## What you are asked to do
Filter out everything except lines holding "this".

---- Data listing

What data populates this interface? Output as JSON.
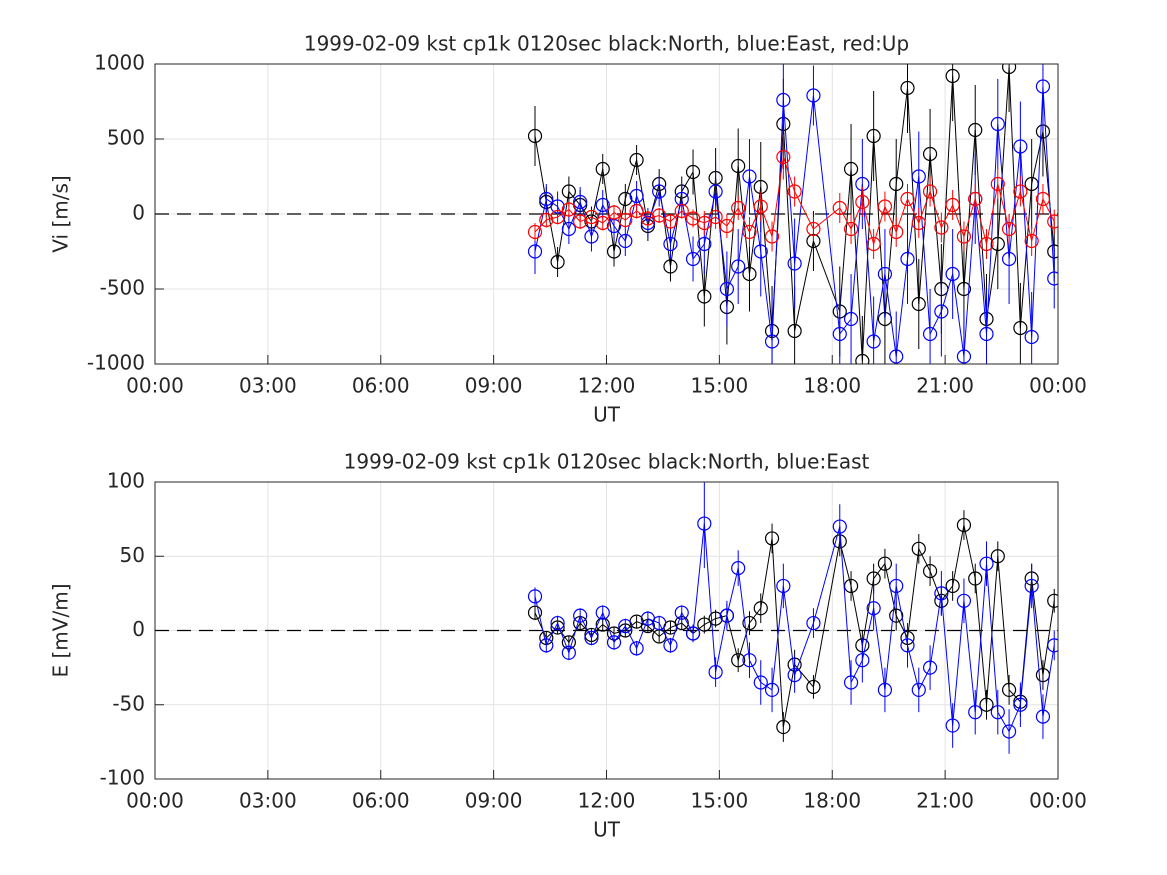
{
  "chart_data": [
    {
      "type": "errorbar",
      "title": "1999-02-09 kst cp1k 0120sec black:North, blue:East, red:Up",
      "xlabel": "UT",
      "ylabel": "Vi [m/s]",
      "xlim": [
        0,
        24
      ],
      "ylim": [
        -1000,
        1000
      ],
      "grid": true,
      "xticks": [
        {
          "value": 0,
          "label": "00:00"
        },
        {
          "value": 3,
          "label": "03:00"
        },
        {
          "value": 6,
          "label": "06:00"
        },
        {
          "value": 9,
          "label": "09:00"
        },
        {
          "value": 12,
          "label": "12:00"
        },
        {
          "value": 15,
          "label": "15:00"
        },
        {
          "value": 18,
          "label": "18:00"
        },
        {
          "value": 21,
          "label": "21:00"
        },
        {
          "value": 24,
          "label": "00:00"
        }
      ],
      "yticks": [
        -1000,
        -500,
        0,
        500,
        1000
      ],
      "x": [
        10.1,
        10.4,
        10.7,
        11.0,
        11.3,
        11.6,
        11.9,
        12.2,
        12.5,
        12.8,
        13.1,
        13.4,
        13.7,
        14.0,
        14.3,
        14.6,
        14.9,
        15.2,
        15.5,
        15.8,
        16.1,
        16.4,
        16.7,
        17.0,
        17.5,
        18.2,
        18.5,
        18.8,
        19.1,
        19.4,
        19.7,
        20.0,
        20.3,
        20.6,
        20.9,
        21.2,
        21.5,
        21.8,
        22.1,
        22.4,
        22.7,
        23.0,
        23.3,
        23.6,
        23.9
      ],
      "series": [
        {
          "color": "#000000",
          "values": [
            520,
            80,
            -320,
            150,
            60,
            -50,
            300,
            -250,
            100,
            360,
            -80,
            200,
            -350,
            150,
            280,
            -550,
            240,
            -620,
            320,
            -400,
            180,
            -780,
            600,
            -780,
            -180,
            -650,
            300,
            -980,
            520,
            -700,
            200,
            840,
            -600,
            400,
            -500,
            920,
            -500,
            560,
            -700,
            -200,
            980,
            -760,
            200,
            550,
            -250
          ],
          "errors": [
            200,
            100,
            100,
            100,
            100,
            100,
            100,
            100,
            100,
            100,
            100,
            100,
            100,
            100,
            150,
            200,
            200,
            250,
            250,
            250,
            300,
            300,
            300,
            300,
            200,
            300,
            300,
            300,
            300,
            300,
            300,
            300,
            300,
            300,
            300,
            300,
            300,
            300,
            300,
            300,
            300,
            300,
            300,
            300,
            200
          ]
        },
        {
          "color": "#0000ff",
          "values": [
            -250,
            100,
            50,
            -100,
            80,
            -150,
            60,
            -80,
            -180,
            120,
            -60,
            150,
            -200,
            100,
            -300,
            -200,
            150,
            -500,
            -350,
            250,
            -250,
            -850,
            760,
            -330,
            790,
            -800,
            -700,
            200,
            -850,
            -400,
            -950,
            -300,
            250,
            -800,
            -650,
            -400,
            -950,
            100,
            -800,
            600,
            -300,
            450,
            -820,
            850,
            -430
          ],
          "errors": [
            150,
            100,
            100,
            100,
            100,
            100,
            100,
            100,
            100,
            100,
            100,
            100,
            100,
            100,
            150,
            200,
            200,
            250,
            250,
            250,
            300,
            300,
            300,
            300,
            200,
            300,
            300,
            300,
            300,
            300,
            300,
            300,
            300,
            300,
            300,
            300,
            300,
            300,
            300,
            300,
            300,
            300,
            300,
            300,
            200
          ]
        },
        {
          "color": "#ff0000",
          "values": [
            -120,
            -40,
            -20,
            30,
            -50,
            -20,
            -60,
            10,
            -40,
            20,
            -30,
            -10,
            -50,
            20,
            -30,
            -60,
            -20,
            -80,
            40,
            -120,
            50,
            -150,
            380,
            150,
            -100,
            40,
            -100,
            80,
            -200,
            50,
            -120,
            100,
            -60,
            150,
            -90,
            60,
            -150,
            100,
            -200,
            200,
            -100,
            150,
            -180,
            100,
            -50
          ],
          "errors": [
            60,
            50,
            50,
            50,
            50,
            50,
            50,
            50,
            50,
            50,
            50,
            50,
            50,
            50,
            60,
            80,
            80,
            80,
            80,
            100,
            100,
            100,
            150,
            100,
            80,
            100,
            100,
            100,
            100,
            100,
            100,
            100,
            100,
            100,
            100,
            100,
            100,
            100,
            100,
            100,
            100,
            100,
            100,
            100,
            80
          ]
        }
      ]
    },
    {
      "type": "errorbar",
      "title": "1999-02-09 kst cp1k 0120sec black:North, blue:East",
      "xlabel": "UT",
      "ylabel": "E [mV/m]",
      "xlim": [
        0,
        24
      ],
      "ylim": [
        -100,
        100
      ],
      "grid": true,
      "xticks": [
        {
          "value": 0,
          "label": "00:00"
        },
        {
          "value": 3,
          "label": "03:00"
        },
        {
          "value": 6,
          "label": "06:00"
        },
        {
          "value": 9,
          "label": "09:00"
        },
        {
          "value": 12,
          "label": "12:00"
        },
        {
          "value": 15,
          "label": "15:00"
        },
        {
          "value": 18,
          "label": "18:00"
        },
        {
          "value": 21,
          "label": "21:00"
        },
        {
          "value": 24,
          "label": "00:00"
        }
      ],
      "yticks": [
        -100,
        -50,
        0,
        50,
        100
      ],
      "x": [
        10.1,
        10.4,
        10.7,
        11.0,
        11.3,
        11.6,
        11.9,
        12.2,
        12.5,
        12.8,
        13.1,
        13.4,
        13.7,
        14.0,
        14.3,
        14.6,
        14.9,
        15.2,
        15.5,
        15.8,
        16.1,
        16.4,
        16.7,
        17.0,
        17.5,
        18.2,
        18.5,
        18.8,
        19.1,
        19.4,
        19.7,
        20.0,
        20.3,
        20.6,
        20.9,
        21.2,
        21.5,
        21.8,
        22.1,
        22.4,
        22.7,
        23.0,
        23.3,
        23.6,
        23.9
      ],
      "series": [
        {
          "color": "#000000",
          "values": [
            12,
            -5,
            2,
            -8,
            5,
            -3,
            4,
            -2,
            0,
            6,
            3,
            -4,
            2,
            5,
            -2,
            4,
            8,
            10,
            -20,
            5,
            15,
            62,
            -65,
            -23,
            -38,
            60,
            30,
            -10,
            35,
            45,
            10,
            -5,
            55,
            40,
            20,
            30,
            71,
            35,
            -50,
            50,
            -40,
            -48,
            35,
            -30,
            20
          ],
          "errors": [
            5,
            4,
            4,
            4,
            4,
            4,
            4,
            4,
            4,
            4,
            4,
            4,
            4,
            4,
            5,
            6,
            6,
            8,
            8,
            8,
            10,
            10,
            10,
            10,
            8,
            10,
            10,
            10,
            10,
            10,
            10,
            10,
            10,
            10,
            10,
            10,
            10,
            10,
            10,
            10,
            10,
            10,
            10,
            10,
            8
          ]
        },
        {
          "color": "#0000ff",
          "values": [
            23,
            -10,
            5,
            -15,
            10,
            -5,
            12,
            -8,
            3,
            -12,
            8,
            5,
            -10,
            12,
            -2,
            72,
            -28,
            10,
            42,
            -20,
            -35,
            -40,
            30,
            -30,
            5,
            70,
            -35,
            -20,
            15,
            -40,
            30,
            -10,
            -40,
            -25,
            25,
            -64,
            20,
            -55,
            45,
            -55,
            -68,
            -50,
            30,
            -58,
            -10
          ],
          "errors": [
            6,
            5,
            5,
            5,
            5,
            5,
            5,
            5,
            5,
            5,
            5,
            5,
            5,
            5,
            6,
            30,
            10,
            10,
            12,
            12,
            15,
            15,
            15,
            12,
            10,
            15,
            15,
            15,
            15,
            15,
            15,
            15,
            15,
            15,
            15,
            15,
            15,
            15,
            15,
            15,
            15,
            15,
            15,
            15,
            10
          ]
        }
      ]
    }
  ]
}
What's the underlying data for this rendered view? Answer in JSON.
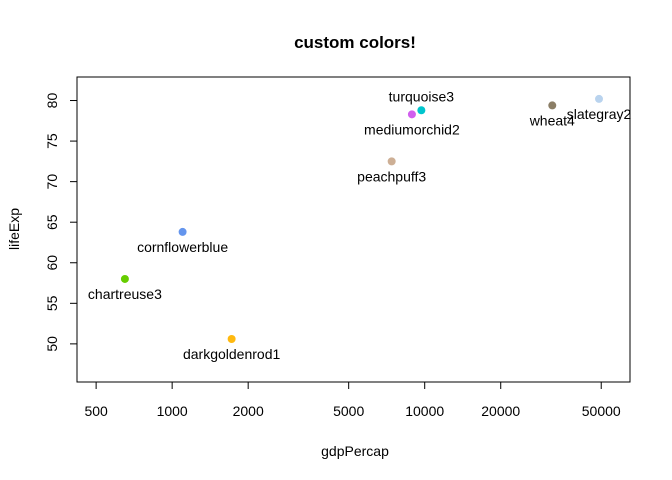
{
  "chart_data": {
    "type": "scatter",
    "title": "custom colors!",
    "xlabel": "gdpPercap",
    "ylabel": "lifeExp",
    "xscale": "log",
    "xlim": [
      420,
      65000
    ],
    "ylim": [
      45.3,
      82.9
    ],
    "xticks": [
      500,
      1000,
      2000,
      5000,
      10000,
      20000,
      50000
    ],
    "xtick_labels": [
      "500",
      "1000",
      "2000",
      "5000",
      "10000",
      "20000",
      "50000"
    ],
    "yticks": [
      50,
      55,
      60,
      65,
      70,
      75,
      80
    ],
    "ytick_labels": [
      "50",
      "55",
      "60",
      "65",
      "70",
      "75",
      "80"
    ],
    "grid": false,
    "points": [
      {
        "label": "cornflowerblue",
        "x": 1100,
        "y": 63.8,
        "color": "#6495ED",
        "label_pos": "below"
      },
      {
        "label": "chartreuse3",
        "x": 650,
        "y": 58.0,
        "color": "#66CD00",
        "label_pos": "below"
      },
      {
        "label": "darkgoldenrod1",
        "x": 1720,
        "y": 50.6,
        "color": "#FFB90F",
        "label_pos": "below"
      },
      {
        "label": "peachpuff3",
        "x": 7400,
        "y": 72.5,
        "color": "#CDAF95",
        "label_pos": "below"
      },
      {
        "label": "mediumorchid2",
        "x": 8900,
        "y": 78.3,
        "color": "#D15FEE",
        "label_pos": "below"
      },
      {
        "label": "turquoise3",
        "x": 9700,
        "y": 78.8,
        "color": "#00C5CD",
        "label_pos": "above"
      },
      {
        "label": "wheat4",
        "x": 32000,
        "y": 79.4,
        "color": "#8B7E66",
        "label_pos": "below"
      },
      {
        "label": "slategray2",
        "x": 49000,
        "y": 80.2,
        "color": "#B9D3EE",
        "label_pos": "below"
      }
    ]
  }
}
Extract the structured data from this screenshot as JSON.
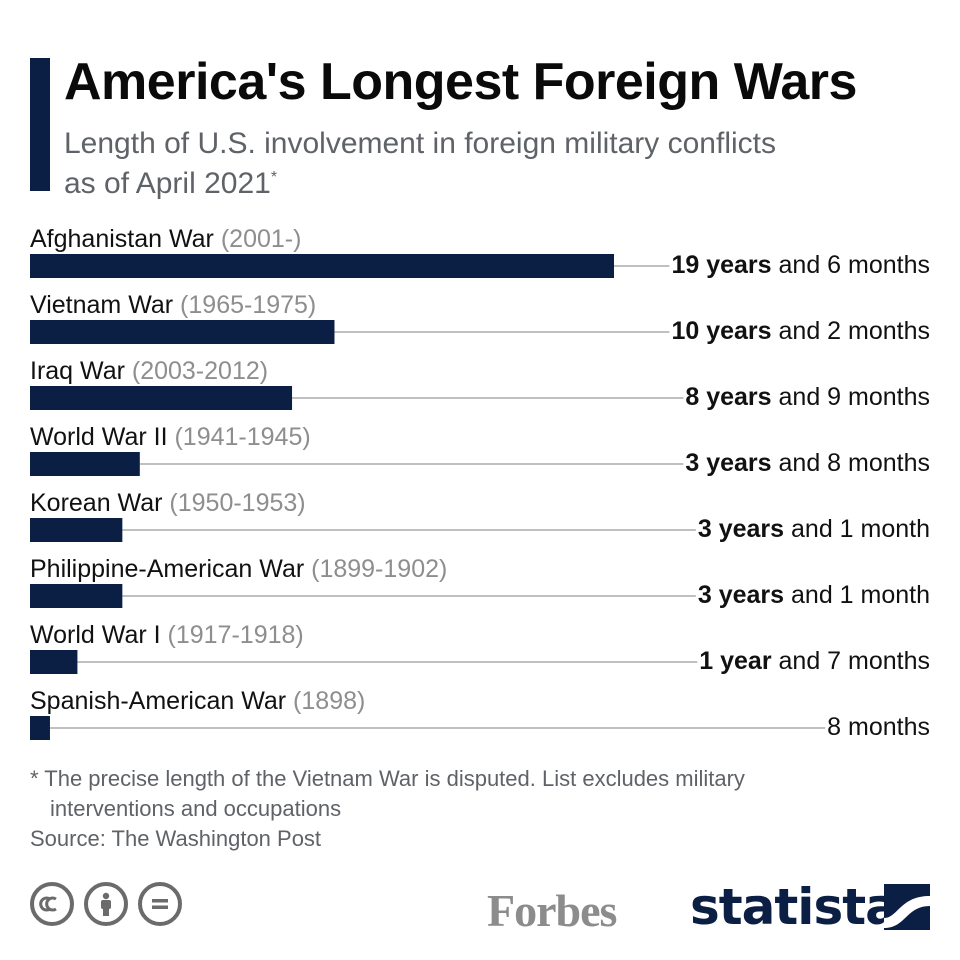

--------

## Finished exercise
What data populates this interface? Output as JSON.
What's the underlying data for this rendered view? Answer in JSON.
Extract the structured data from this screenshot as JSON.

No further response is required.